Data entries for graphics
--- --- ---

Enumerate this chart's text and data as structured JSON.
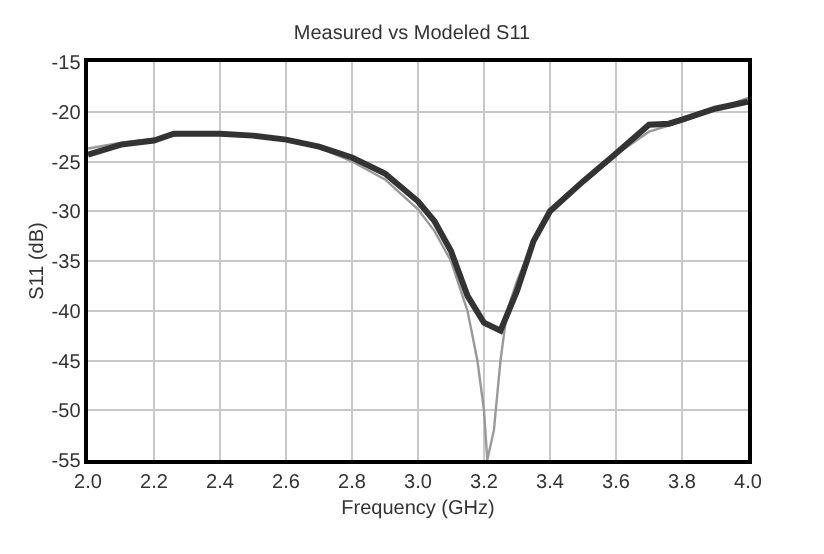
{
  "chart_data": {
    "type": "line",
    "title": "Measured vs Modeled S11",
    "xlabel": "Frequency (GHz)",
    "ylabel": "S11 (dB)",
    "xlim": [
      2.0,
      4.0
    ],
    "xticks": [
      {
        "value": 2.0,
        "label": "2.0"
      },
      2.2,
      2.4,
      2.6,
      2.8,
      {
        "value": 3.0,
        "label": "3.0"
      },
      3.2,
      3.4,
      3.6,
      3.8,
      {
        "value": 4.0,
        "label": "4.0"
      }
    ],
    "ylim": [
      -55,
      -15
    ],
    "yticks": [
      -55,
      -50,
      -45,
      -40,
      -35,
      -30,
      -25,
      -20,
      -15
    ],
    "grid": true,
    "series": [
      {
        "color": "#999999",
        "x": [
          2.0,
          2.1,
          2.2,
          2.3,
          2.4,
          2.5,
          2.6,
          2.7,
          2.8,
          2.9,
          3.0,
          3.05,
          3.1,
          3.15,
          3.18,
          3.2,
          3.21,
          3.23,
          3.25,
          3.27,
          3.3,
          3.35,
          3.4,
          3.5,
          3.6,
          3.7,
          3.8,
          3.9,
          4.0
        ],
        "values": [
          -23.7,
          -23.1,
          -22.7,
          -22.2,
          -22.2,
          -22.4,
          -22.9,
          -23.6,
          -25,
          -26.8,
          -29.8,
          -32,
          -35,
          -40,
          -45,
          -50,
          -55,
          -52,
          -45,
          -40,
          -37,
          -33,
          -30,
          -27,
          -24.3,
          -22,
          -21,
          -19.8,
          -18.6
        ]
      },
      {
        "color": "#333333",
        "x": [
          2.0,
          2.1,
          2.2,
          2.26,
          2.3,
          2.4,
          2.5,
          2.6,
          2.7,
          2.8,
          2.9,
          3.0,
          3.05,
          3.1,
          3.15,
          3.2,
          3.25,
          3.3,
          3.35,
          3.4,
          3.5,
          3.6,
          3.7,
          3.76,
          3.8,
          3.9,
          4.0
        ],
        "values": [
          -24.3,
          -23.3,
          -22.9,
          -22.2,
          -22.2,
          -22.2,
          -22.4,
          -22.8,
          -23.5,
          -24.6,
          -26.2,
          -29,
          -31,
          -34,
          -38.5,
          -41.2,
          -42,
          -38,
          -33,
          -30,
          -27,
          -24.2,
          -21.3,
          -21.2,
          -20.8,
          -19.7,
          -19.0
        ]
      }
    ]
  }
}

--- --- ---

__Brief__
Transcribe all the records above word for word, without their images.

__Finished answer__
Enumerate this chart's text and data as structured JSON.
{
  "chart_data": {
    "type": "line",
    "title": "Measured vs Modeled S11",
    "xlabel": "Frequency (GHz)",
    "ylabel": "S11 (dB)",
    "xlim": [
      2.0,
      4.0
    ],
    "xticks": [
      {
        "value": 2.0,
        "label": "2.0"
      },
      2.2,
      2.4,
      2.6,
      2.8,
      {
        "value": 3.0,
        "label": "3.0"
      },
      3.2,
      3.4,
      3.6,
      3.8,
      {
        "value": 4.0,
        "label": "4.0"
      }
    ],
    "ylim": [
      -55,
      -15
    ],
    "yticks": [
      -55,
      -50,
      -45,
      -40,
      -35,
      -30,
      -25,
      -20,
      -15
    ],
    "grid": true,
    "series": [
      {
        "color": "#999999",
        "x": [
          2.0,
          2.1,
          2.2,
          2.3,
          2.4,
          2.5,
          2.6,
          2.7,
          2.8,
          2.9,
          3.0,
          3.05,
          3.1,
          3.15,
          3.18,
          3.2,
          3.21,
          3.23,
          3.25,
          3.27,
          3.3,
          3.35,
          3.4,
          3.5,
          3.6,
          3.7,
          3.8,
          3.9,
          4.0
        ],
        "values": [
          -23.7,
          -23.1,
          -22.7,
          -22.2,
          -22.2,
          -22.4,
          -22.9,
          -23.6,
          -25,
          -26.8,
          -29.8,
          -32,
          -35,
          -40,
          -45,
          -50,
          -55,
          -52,
          -45,
          -40,
          -37,
          -33,
          -30,
          -27,
          -24.3,
          -22,
          -21,
          -19.8,
          -18.6
        ]
      },
      {
        "color": "#333333",
        "x": [
          2.0,
          2.1,
          2.2,
          2.26,
          2.3,
          2.4,
          2.5,
          2.6,
          2.7,
          2.8,
          2.9,
          3.0,
          3.05,
          3.1,
          3.15,
          3.2,
          3.25,
          3.3,
          3.35,
          3.4,
          3.5,
          3.6,
          3.7,
          3.76,
          3.8,
          3.9,
          4.0
        ],
        "values": [
          -24.3,
          -23.3,
          -22.9,
          -22.2,
          -22.2,
          -22.2,
          -22.4,
          -22.8,
          -23.5,
          -24.6,
          -26.2,
          -29,
          -31,
          -34,
          -38.5,
          -41.2,
          -42,
          -38,
          -33,
          -30,
          -27,
          -24.2,
          -21.3,
          -21.2,
          -20.8,
          -19.7,
          -19.0
        ]
      }
    ]
  }
}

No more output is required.